[Given records]
━━━━━━━━━━━━━━━━━━━━
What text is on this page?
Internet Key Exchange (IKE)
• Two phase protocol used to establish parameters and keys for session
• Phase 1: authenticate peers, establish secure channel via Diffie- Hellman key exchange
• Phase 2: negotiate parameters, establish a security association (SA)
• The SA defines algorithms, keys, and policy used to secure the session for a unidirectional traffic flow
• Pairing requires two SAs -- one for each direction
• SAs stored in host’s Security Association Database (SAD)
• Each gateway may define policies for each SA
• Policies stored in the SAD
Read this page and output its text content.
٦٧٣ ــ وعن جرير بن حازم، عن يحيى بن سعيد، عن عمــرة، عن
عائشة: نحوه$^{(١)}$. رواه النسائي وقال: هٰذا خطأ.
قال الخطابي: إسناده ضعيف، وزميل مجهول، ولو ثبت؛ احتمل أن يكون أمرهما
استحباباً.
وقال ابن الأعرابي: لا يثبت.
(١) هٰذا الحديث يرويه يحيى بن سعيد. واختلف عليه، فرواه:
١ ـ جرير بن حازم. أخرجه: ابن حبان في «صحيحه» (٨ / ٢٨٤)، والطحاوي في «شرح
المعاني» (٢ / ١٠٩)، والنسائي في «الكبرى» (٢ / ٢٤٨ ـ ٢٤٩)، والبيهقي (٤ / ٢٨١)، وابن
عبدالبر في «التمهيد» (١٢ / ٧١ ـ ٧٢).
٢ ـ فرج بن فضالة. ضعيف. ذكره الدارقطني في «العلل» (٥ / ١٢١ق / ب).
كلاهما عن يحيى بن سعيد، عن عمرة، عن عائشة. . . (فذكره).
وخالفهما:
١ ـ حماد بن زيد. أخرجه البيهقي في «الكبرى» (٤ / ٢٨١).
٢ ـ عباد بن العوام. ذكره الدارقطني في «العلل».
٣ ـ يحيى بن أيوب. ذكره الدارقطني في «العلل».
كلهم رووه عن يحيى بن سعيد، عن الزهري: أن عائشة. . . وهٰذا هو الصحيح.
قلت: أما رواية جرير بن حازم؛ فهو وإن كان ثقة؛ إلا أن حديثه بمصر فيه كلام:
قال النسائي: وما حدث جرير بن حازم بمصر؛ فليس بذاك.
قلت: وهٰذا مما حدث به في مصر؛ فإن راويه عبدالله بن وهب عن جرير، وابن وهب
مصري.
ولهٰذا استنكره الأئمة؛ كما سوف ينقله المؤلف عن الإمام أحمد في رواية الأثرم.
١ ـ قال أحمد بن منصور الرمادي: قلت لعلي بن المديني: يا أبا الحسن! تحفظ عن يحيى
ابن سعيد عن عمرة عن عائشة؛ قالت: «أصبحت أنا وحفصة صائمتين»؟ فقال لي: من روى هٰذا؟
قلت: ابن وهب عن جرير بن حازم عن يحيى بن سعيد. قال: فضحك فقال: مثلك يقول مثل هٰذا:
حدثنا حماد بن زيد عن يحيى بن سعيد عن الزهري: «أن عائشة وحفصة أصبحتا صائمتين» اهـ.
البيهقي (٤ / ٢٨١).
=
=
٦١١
━━━━━━━━━━━━━━━━━━━━
[The request] Search the entries for the word "stored" and gather every line where it appears.

[Full answer]
• SAs stored in host’s Security Association Database (SAD)
• Policies stored in the SAD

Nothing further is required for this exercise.